**Aim:** Write out the records below word for word, please.

◆ ◆ ◆ ◆ ◆ ◆ ◆

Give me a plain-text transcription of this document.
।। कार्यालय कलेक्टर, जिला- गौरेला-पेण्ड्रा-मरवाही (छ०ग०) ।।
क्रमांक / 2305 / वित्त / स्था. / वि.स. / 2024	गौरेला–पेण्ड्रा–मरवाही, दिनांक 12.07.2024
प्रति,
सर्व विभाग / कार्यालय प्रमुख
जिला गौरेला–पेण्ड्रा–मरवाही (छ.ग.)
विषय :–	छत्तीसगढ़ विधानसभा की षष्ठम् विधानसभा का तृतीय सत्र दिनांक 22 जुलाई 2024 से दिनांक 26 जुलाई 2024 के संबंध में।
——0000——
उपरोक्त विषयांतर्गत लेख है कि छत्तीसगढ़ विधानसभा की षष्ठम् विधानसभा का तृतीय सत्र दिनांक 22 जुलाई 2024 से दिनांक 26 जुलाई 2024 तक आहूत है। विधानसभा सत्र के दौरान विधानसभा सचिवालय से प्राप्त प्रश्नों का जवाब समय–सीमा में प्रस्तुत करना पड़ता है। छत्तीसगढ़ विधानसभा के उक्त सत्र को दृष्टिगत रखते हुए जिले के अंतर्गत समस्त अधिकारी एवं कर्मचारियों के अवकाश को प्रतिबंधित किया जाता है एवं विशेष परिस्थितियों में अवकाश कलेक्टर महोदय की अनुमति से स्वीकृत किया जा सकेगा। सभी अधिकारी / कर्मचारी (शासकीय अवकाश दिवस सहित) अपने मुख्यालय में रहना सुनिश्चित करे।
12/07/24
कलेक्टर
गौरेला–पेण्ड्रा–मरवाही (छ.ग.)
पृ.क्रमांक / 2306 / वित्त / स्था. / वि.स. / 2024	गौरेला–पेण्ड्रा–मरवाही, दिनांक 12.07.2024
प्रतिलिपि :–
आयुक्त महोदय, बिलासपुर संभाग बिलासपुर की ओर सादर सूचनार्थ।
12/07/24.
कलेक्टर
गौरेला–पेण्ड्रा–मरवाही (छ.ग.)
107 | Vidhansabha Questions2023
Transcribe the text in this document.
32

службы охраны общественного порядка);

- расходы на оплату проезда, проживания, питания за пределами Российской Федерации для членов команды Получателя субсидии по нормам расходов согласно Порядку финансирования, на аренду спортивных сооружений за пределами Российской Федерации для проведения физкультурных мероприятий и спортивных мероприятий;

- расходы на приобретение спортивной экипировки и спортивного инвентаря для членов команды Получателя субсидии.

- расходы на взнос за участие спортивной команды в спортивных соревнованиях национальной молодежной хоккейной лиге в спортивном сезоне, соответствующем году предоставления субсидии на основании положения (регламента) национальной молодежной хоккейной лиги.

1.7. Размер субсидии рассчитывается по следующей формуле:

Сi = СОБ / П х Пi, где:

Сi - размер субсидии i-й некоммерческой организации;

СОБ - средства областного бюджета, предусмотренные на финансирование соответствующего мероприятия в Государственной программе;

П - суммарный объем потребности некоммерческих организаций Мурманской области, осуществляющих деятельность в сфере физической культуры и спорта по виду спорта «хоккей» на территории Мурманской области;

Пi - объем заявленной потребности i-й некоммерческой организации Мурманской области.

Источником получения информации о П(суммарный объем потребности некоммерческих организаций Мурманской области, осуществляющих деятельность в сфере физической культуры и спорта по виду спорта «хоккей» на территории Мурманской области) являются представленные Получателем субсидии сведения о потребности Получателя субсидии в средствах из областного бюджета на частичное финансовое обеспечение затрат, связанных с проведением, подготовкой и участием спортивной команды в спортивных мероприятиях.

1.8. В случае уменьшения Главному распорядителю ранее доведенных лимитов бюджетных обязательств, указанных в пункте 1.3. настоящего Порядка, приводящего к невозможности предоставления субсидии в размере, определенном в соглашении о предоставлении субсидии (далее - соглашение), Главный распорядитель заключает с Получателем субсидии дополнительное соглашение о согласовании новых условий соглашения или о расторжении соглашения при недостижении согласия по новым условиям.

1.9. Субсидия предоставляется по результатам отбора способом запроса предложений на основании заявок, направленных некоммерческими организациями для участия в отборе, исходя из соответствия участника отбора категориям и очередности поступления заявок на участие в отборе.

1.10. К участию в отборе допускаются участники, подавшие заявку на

◆ ◆ ◆ ◆ ◆ ◆ ◆

**Written response:**
Give me a plain-text transcription of this document.
।। कार्यालय कलेक्टर, जिला- गौरेला-पेण्ड्रा-मरवाही (छ०ग०) ।।
क्रमांक / 2305 / वित्त / स्था. / वि.स. / 2024	गौरेला–पेण्ड्रा–मरवाही, दिनांक 12.07.2024
प्रति,
सर्व विभाग / कार्यालय प्रमुख
जिला गौरेला–पेण्ड्रा–मरवाही (छ.ग.)
विषय :–	छत्तीसगढ़ विधानसभा की षष्ठम् विधानसभा का तृतीय सत्र दिनांक 22 जुलाई 2024 से दिनांक 26 जुलाई 2024 के संबंध में।
——0000——
उपरोक्त विषयांतर्गत लेख है कि छत्तीसगढ़ विधानसभा की षष्ठम् विधानसभा का तृतीय सत्र दिनांक 22 जुलाई 2024 से दिनांक 26 जुलाई 2024 तक आहूत है। विधानसभा सत्र के दौरान विधानसभा सचिवालय से प्राप्त प्रश्नों का जवाब समय–सीमा में प्रस्तुत करना पड़ता है। छत्तीसगढ़ विधानसभा के उक्त सत्र को दृष्टिगत रखते हुए जिले के अंतर्गत समस्त अधिकारी एवं कर्मचारियों के अवकाश को प्रतिबंधित किया जाता है एवं विशेष परिस्थितियों में अवकाश कलेक्टर महोदय की अनुमति से स्वीकृत किया जा सकेगा। सभी अधिकारी / कर्मचारी (शासकीय अवकाश दिवस सहित) अपने मुख्यालय में रहना सुनिश्चित करे।
12/07/24
कलेक्टर
गौरेला–पेण्ड्रा–मरवाही (छ.ग.)
पृ.क्रमांक / 2306 / वित्त / स्था. / वि.स. / 2024	गौरेला–पेण्ड्रा–मरवाही, दिनांक 12.07.2024
प्रतिलिपि :–
आयुक्त महोदय, बिलासपुर संभाग बिलासपुर की ओर सादर सूचनार्थ।
12/07/24.
कलेक्टर
गौरेला–पेण्ड्रा–मरवाही (छ.ग.)
107 | Vidhansabha Questions2023
Transcribe the text in this document.
32

службы охраны общественного порядка);

- расходы на оплату проезда, проживания, питания за пределами Российской Федерации для членов команды Получателя субсидии по нормам расходов согласно Порядку финансирования, на аренду спортивных сооружений за пределами Российской Федерации для проведения физкультурных мероприятий и спортивных мероприятий;

- расходы на приобретение спортивной экипировки и спортивного инвентаря для членов команды Получателя субсидии.

- расходы на взнос за участие спортивной команды в спортивных соревнованиях национальной молодежной хоккейной лиге в спортивном сезоне, соответствующем году предоставления субсидии на основании положения (регламента) национальной молодежной хоккейной лиги.

1.7. Размер субсидии рассчитывается по следующей формуле:

Сi = СОБ / П х Пi, где:

Сi - размер субсидии i-й некоммерческой организации;

СОБ - средства областного бюджета, предусмотренные на финансирование соответствующего мероприятия в Государственной программе;

П - суммарный объем потребности некоммерческих организаций Мурманской области, осуществляющих деятельность в сфере физической культуры и спорта по виду спорта «хоккей» на территории Мурманской области;

Пi - объем заявленной потребности i-й некоммерческой организации Мурманской области.

Источником получения информации о П(суммарный объем потребности некоммерческих организаций Мурманской области, осуществляющих деятельность в сфере физической культуры и спорта по виду спорта «хоккей» на территории Мурманской области) являются представленные Получателем субсидии сведения о потребности Получателя субсидии в средствах из областного бюджета на частичное финансовое обеспечение затрат, связанных с проведением, подготовкой и участием спортивной команды в спортивных мероприятиях.

1.8. В случае уменьшения Главному распорядителю ранее доведенных лимитов бюджетных обязательств, указанных в пункте 1.3. настоящего Порядка, приводящего к невозможности предоставления субсидии в размере, определенном в соглашении о предоставлении субсидии (далее - соглашение), Главный распорядитель заключает с Получателем субсидии дополнительное соглашение о согласовании новых условий соглашения или о расторжении соглашения при недостижении согласия по новым условиям.

1.9. Субсидия предоставляется по результатам отбора способом запроса предложений на основании заявок, направленных некоммерческими организациями для участия в отборе, исходя из соответствия участника отбора категориям и очередности поступления заявок на участие в отборе.

1.10. К участию в отборе допускаются участники, подавшие заявку на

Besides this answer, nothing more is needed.